§ Required task: Pull out every line below that contains the word "memory".

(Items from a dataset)
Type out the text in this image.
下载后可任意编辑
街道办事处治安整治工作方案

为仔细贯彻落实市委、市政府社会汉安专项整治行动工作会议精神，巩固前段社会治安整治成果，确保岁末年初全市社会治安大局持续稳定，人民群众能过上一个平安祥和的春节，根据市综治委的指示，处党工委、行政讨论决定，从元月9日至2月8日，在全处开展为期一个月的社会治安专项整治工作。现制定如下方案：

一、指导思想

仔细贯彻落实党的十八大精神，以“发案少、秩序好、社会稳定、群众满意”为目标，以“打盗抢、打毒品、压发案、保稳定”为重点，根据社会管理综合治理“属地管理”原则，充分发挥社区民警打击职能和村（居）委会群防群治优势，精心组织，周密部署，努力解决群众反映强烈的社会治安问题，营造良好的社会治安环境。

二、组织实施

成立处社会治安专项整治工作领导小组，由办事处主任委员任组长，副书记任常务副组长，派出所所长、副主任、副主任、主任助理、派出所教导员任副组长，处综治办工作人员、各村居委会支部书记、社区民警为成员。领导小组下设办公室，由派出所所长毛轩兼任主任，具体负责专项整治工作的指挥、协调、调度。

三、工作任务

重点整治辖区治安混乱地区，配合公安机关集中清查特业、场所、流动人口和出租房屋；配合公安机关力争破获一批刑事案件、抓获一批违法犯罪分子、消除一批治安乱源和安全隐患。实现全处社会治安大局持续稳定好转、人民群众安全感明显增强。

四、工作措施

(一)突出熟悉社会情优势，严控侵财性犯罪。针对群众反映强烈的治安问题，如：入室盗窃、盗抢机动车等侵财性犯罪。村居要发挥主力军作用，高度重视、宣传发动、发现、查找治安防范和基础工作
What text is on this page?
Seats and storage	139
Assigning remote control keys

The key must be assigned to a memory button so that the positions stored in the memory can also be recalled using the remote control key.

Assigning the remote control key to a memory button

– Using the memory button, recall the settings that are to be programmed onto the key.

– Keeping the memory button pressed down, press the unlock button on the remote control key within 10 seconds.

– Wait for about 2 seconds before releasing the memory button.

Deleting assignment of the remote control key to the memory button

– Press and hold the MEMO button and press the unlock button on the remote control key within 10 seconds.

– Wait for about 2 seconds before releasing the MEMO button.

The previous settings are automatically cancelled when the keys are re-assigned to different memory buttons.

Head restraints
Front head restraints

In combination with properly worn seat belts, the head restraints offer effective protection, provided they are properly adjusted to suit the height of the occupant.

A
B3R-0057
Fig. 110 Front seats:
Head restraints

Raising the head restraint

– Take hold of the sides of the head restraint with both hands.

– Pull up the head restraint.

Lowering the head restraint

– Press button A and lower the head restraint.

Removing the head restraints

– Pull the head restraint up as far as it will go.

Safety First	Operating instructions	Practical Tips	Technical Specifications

§ Output of the task:
The key must be assigned to a memory button so that the positions stored in the memory can also be recalled using the remote control key.
Assigning the remote control key to a memory button
– Using the memory button, recall the settings that are to be programmed onto the key.
– Keeping the memory button pressed down, press the unlock button on the remote control key within 10 seconds.
– Wait for about 2 seconds before releasing the memory button.
Deleting assignment of the remote control key to the memory button
The previous settings are automatically cancelled when the keys are re-assigned to different memory buttons.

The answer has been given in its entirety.